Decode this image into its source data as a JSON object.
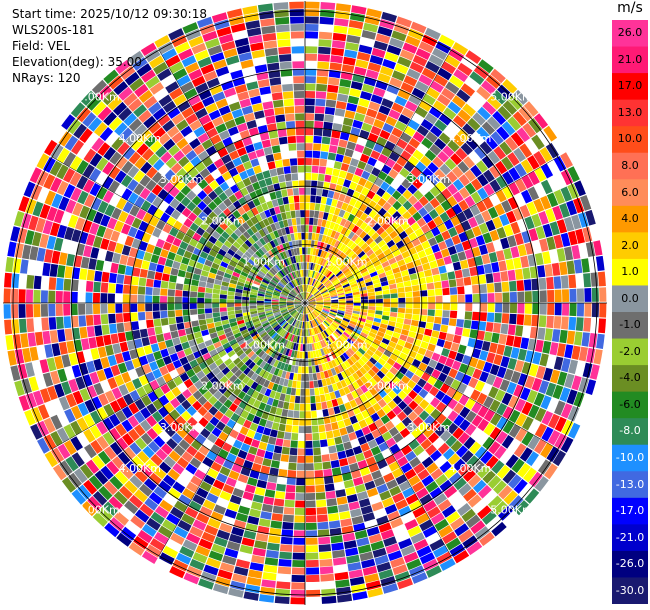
{
  "header": {
    "start_time": "Start time: 2025/10/12 09:30:18",
    "station": "WLS200s-181",
    "field": "Field: VEL",
    "elevation": "Elevation(deg): 35.00",
    "nrays": "NRays: 120"
  },
  "colorbar": {
    "unit": "m/s",
    "ticks": [
      "26.0",
      "21.0",
      "17.0",
      "13.0",
      "10.0",
      "8.0",
      "6.0",
      "4.0",
      "2.0",
      "1.0",
      "0.0",
      "-1.0",
      "-2.0",
      "-4.0",
      "-6.0",
      "-8.0",
      "-10.0",
      "-13.0",
      "-17.0",
      "-21.0",
      "-26.0",
      "-30.0"
    ],
    "colors": [
      "#ff3399",
      "#ff1a75",
      "#ff0000",
      "#ff3333",
      "#ff4d1a",
      "#ff7055",
      "#ff8c5a",
      "#ff9900",
      "#ffcc00",
      "#ffff00",
      "#8a96a0",
      "#6e6e6e",
      "#9acd32",
      "#6b8e23",
      "#228b22",
      "#2e8b57",
      "#1e90ff",
      "#4169e1",
      "#0000ff",
      "#0000cd",
      "#000080",
      "#191970"
    ]
  },
  "range_labels": [
    "1.00Km",
    "2.00Km",
    "3.00Km",
    "4.00Km",
    "5.00Km"
  ],
  "range_rings_km": [
    1,
    2,
    3,
    4,
    5
  ],
  "max_range_km": 5
}
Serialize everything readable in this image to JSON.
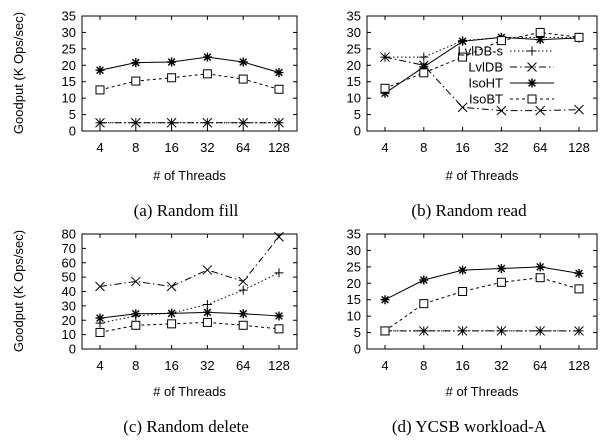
{
  "chart_data": [
    {
      "type": "line",
      "caption": "(a) Random fill",
      "xlabel": "# of Threads",
      "ylabel": "Goodput (K Ops/sec)",
      "categories": [
        "4",
        "8",
        "16",
        "32",
        "64",
        "128"
      ],
      "ylim": [
        0,
        35
      ],
      "yticks": [
        "0",
        "5",
        "10",
        "15",
        "20",
        "25",
        "30",
        "35"
      ],
      "series": [
        {
          "name": "LvlDB-s",
          "values": [
            2.5,
            2.5,
            2.5,
            2.5,
            2.5,
            2.5
          ]
        },
        {
          "name": "LvlDB",
          "values": [
            2.5,
            2.5,
            2.5,
            2.5,
            2.5,
            2.5
          ]
        },
        {
          "name": "IsoHT",
          "values": [
            18.5,
            20.8,
            21.0,
            22.5,
            21.0,
            17.8
          ]
        },
        {
          "name": "IsoBT",
          "values": [
            12.5,
            15.2,
            16.2,
            17.4,
            15.8,
            12.7
          ]
        }
      ]
    },
    {
      "type": "line",
      "caption": "(b) Random read",
      "xlabel": "# of Threads",
      "ylabel": "",
      "categories": [
        "4",
        "8",
        "16",
        "32",
        "64",
        "128"
      ],
      "ylim": [
        0,
        35
      ],
      "yticks": [
        "0",
        "5",
        "10",
        "15",
        "20",
        "25",
        "30",
        "35"
      ],
      "legend": "top-right",
      "series": [
        {
          "name": "LvlDB-s",
          "values": [
            22.5,
            22.5,
            27.5,
            28.5,
            28.5,
            28.5
          ]
        },
        {
          "name": "LvlDB",
          "values": [
            22.5,
            20.0,
            7.2,
            6.2,
            6.2,
            6.5
          ]
        },
        {
          "name": "IsoHT",
          "values": [
            11.5,
            19.5,
            27.3,
            28.5,
            27.8,
            28.3
          ]
        },
        {
          "name": "IsoBT",
          "values": [
            13.0,
            17.7,
            22.5,
            27.5,
            30.0,
            28.5
          ]
        }
      ]
    },
    {
      "type": "line",
      "caption": "(c) Random delete",
      "xlabel": "# of Threads",
      "ylabel": "Goodput (K Ops/sec)",
      "categories": [
        "4",
        "8",
        "16",
        "32",
        "64",
        "128"
      ],
      "ylim": [
        0,
        80
      ],
      "yticks": [
        "0",
        "10",
        "20",
        "30",
        "40",
        "50",
        "60",
        "70",
        "80"
      ],
      "series": [
        {
          "name": "LvlDB-s",
          "values": [
            18.0,
            23.0,
            25.0,
            31.0,
            41.0,
            53.0
          ]
        },
        {
          "name": "LvlDB",
          "values": [
            43.5,
            47.0,
            43.5,
            55.0,
            47.0,
            78.0
          ]
        },
        {
          "name": "IsoHT",
          "values": [
            21.5,
            24.5,
            24.8,
            25.5,
            24.5,
            23.0
          ]
        },
        {
          "name": "IsoBT",
          "values": [
            11.5,
            16.5,
            17.5,
            18.5,
            16.5,
            14.0
          ]
        }
      ]
    },
    {
      "type": "line",
      "caption": "(d) YCSB workload-A",
      "xlabel": "# of Threads",
      "ylabel": "",
      "categories": [
        "4",
        "8",
        "16",
        "32",
        "64",
        "128"
      ],
      "ylim": [
        0,
        35
      ],
      "yticks": [
        "0",
        "5",
        "10",
        "15",
        "20",
        "25",
        "30",
        "35"
      ],
      "series": [
        {
          "name": "LvlDB-s",
          "values": [
            5.5,
            5.5,
            5.5,
            5.5,
            5.5,
            5.5
          ]
        },
        {
          "name": "LvlDB",
          "values": [
            5.5,
            5.5,
            5.5,
            5.5,
            5.5,
            5.5
          ]
        },
        {
          "name": "IsoHT",
          "values": [
            15.0,
            21.0,
            24.0,
            24.5,
            25.0,
            23.0
          ]
        },
        {
          "name": "IsoBT",
          "values": [
            5.5,
            13.8,
            17.5,
            20.3,
            21.7,
            18.3
          ]
        }
      ]
    }
  ]
}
##############################
• **WHAT IS EXPECTED**
Working from the material above, transcribe it exactly while omitting pictures.

• **EXPECTED OUTPUT**
Decode this image into its source data as a JSON object.
{
  "header": {
    "start_time": "Start time: 2025/10/12 09:30:18",
    "station": "WLS200s-181",
    "field": "Field: VEL",
    "elevation": "Elevation(deg): 35.00",
    "nrays": "NRays: 120"
  },
  "colorbar": {
    "unit": "m/s",
    "ticks": [
      "26.0",
      "21.0",
      "17.0",
      "13.0",
      "10.0",
      "8.0",
      "6.0",
      "4.0",
      "2.0",
      "1.0",
      "0.0",
      "-1.0",
      "-2.0",
      "-4.0",
      "-6.0",
      "-8.0",
      "-10.0",
      "-13.0",
      "-17.0",
      "-21.0",
      "-26.0",
      "-30.0"
    ],
    "colors": [
      "#ff3399",
      "#ff1a75",
      "#ff0000",
      "#ff3333",
      "#ff4d1a",
      "#ff7055",
      "#ff8c5a",
      "#ff9900",
      "#ffcc00",
      "#ffff00",
      "#8a96a0",
      "#6e6e6e",
      "#9acd32",
      "#6b8e23",
      "#228b22",
      "#2e8b57",
      "#1e90ff",
      "#4169e1",
      "#0000ff",
      "#0000cd",
      "#000080",
      "#191970"
    ]
  },
  "range_labels": [
    "1.00Km",
    "2.00Km",
    "3.00Km",
    "4.00Km",
    "5.00Km"
  ],
  "range_rings_km": [
    1,
    2,
    3,
    4,
    5
  ],
  "max_range_km": 5
}
Serialize everything readable in this image to JSON.
{
  "chart_data": [
    {
      "type": "line",
      "caption": "(a) Random fill",
      "xlabel": "# of Threads",
      "ylabel": "Goodput (K Ops/sec)",
      "categories": [
        "4",
        "8",
        "16",
        "32",
        "64",
        "128"
      ],
      "ylim": [
        0,
        35
      ],
      "yticks": [
        "0",
        "5",
        "10",
        "15",
        "20",
        "25",
        "30",
        "35"
      ],
      "series": [
        {
          "name": "LvlDB-s",
          "values": [
            2.5,
            2.5,
            2.5,
            2.5,
            2.5,
            2.5
          ]
        },
        {
          "name": "LvlDB",
          "values": [
            2.5,
            2.5,
            2.5,
            2.5,
            2.5,
            2.5
          ]
        },
        {
          "name": "IsoHT",
          "values": [
            18.5,
            20.8,
            21.0,
            22.5,
            21.0,
            17.8
          ]
        },
        {
          "name": "IsoBT",
          "values": [
            12.5,
            15.2,
            16.2,
            17.4,
            15.8,
            12.7
          ]
        }
      ]
    },
    {
      "type": "line",
      "caption": "(b) Random read",
      "xlabel": "# of Threads",
      "ylabel": "",
      "categories": [
        "4",
        "8",
        "16",
        "32",
        "64",
        "128"
      ],
      "ylim": [
        0,
        35
      ],
      "yticks": [
        "0",
        "5",
        "10",
        "15",
        "20",
        "25",
        "30",
        "35"
      ],
      "legend": "top-right",
      "series": [
        {
          "name": "LvlDB-s",
          "values": [
            22.5,
            22.5,
            27.5,
            28.5,
            28.5,
            28.5
          ]
        },
        {
          "name": "LvlDB",
          "values": [
            22.5,
            20.0,
            7.2,
            6.2,
            6.2,
            6.5
          ]
        },
        {
          "name": "IsoHT",
          "values": [
            11.5,
            19.5,
            27.3,
            28.5,
            27.8,
            28.3
          ]
        },
        {
          "name": "IsoBT",
          "values": [
            13.0,
            17.7,
            22.5,
            27.5,
            30.0,
            28.5
          ]
        }
      ]
    },
    {
      "type": "line",
      "caption": "(c) Random delete",
      "xlabel": "# of Threads",
      "ylabel": "Goodput (K Ops/sec)",
      "categories": [
        "4",
        "8",
        "16",
        "32",
        "64",
        "128"
      ],
      "ylim": [
        0,
        80
      ],
      "yticks": [
        "0",
        "10",
        "20",
        "30",
        "40",
        "50",
        "60",
        "70",
        "80"
      ],
      "series": [
        {
          "name": "LvlDB-s",
          "values": [
            18.0,
            23.0,
            25.0,
            31.0,
            41.0,
            53.0
          ]
        },
        {
          "name": "LvlDB",
          "values": [
            43.5,
            47.0,
            43.5,
            55.0,
            47.0,
            78.0
          ]
        },
        {
          "name": "IsoHT",
          "values": [
            21.5,
            24.5,
            24.8,
            25.5,
            24.5,
            23.0
          ]
        },
        {
          "name": "IsoBT",
          "values": [
            11.5,
            16.5,
            17.5,
            18.5,
            16.5,
            14.0
          ]
        }
      ]
    },
    {
      "type": "line",
      "caption": "(d) YCSB workload-A",
      "xlabel": "# of Threads",
      "ylabel": "",
      "categories": [
        "4",
        "8",
        "16",
        "32",
        "64",
        "128"
      ],
      "ylim": [
        0,
        35
      ],
      "yticks": [
        "0",
        "5",
        "10",
        "15",
        "20",
        "25",
        "30",
        "35"
      ],
      "series": [
        {
          "name": "LvlDB-s",
          "values": [
            5.5,
            5.5,
            5.5,
            5.5,
            5.5,
            5.5
          ]
        },
        {
          "name": "LvlDB",
          "values": [
            5.5,
            5.5,
            5.5,
            5.5,
            5.5,
            5.5
          ]
        },
        {
          "name": "IsoHT",
          "values": [
            15.0,
            21.0,
            24.0,
            24.5,
            25.0,
            23.0
          ]
        },
        {
          "name": "IsoBT",
          "values": [
            5.5,
            13.8,
            17.5,
            20.3,
            21.7,
            18.3
          ]
        }
      ]
    }
  ]
}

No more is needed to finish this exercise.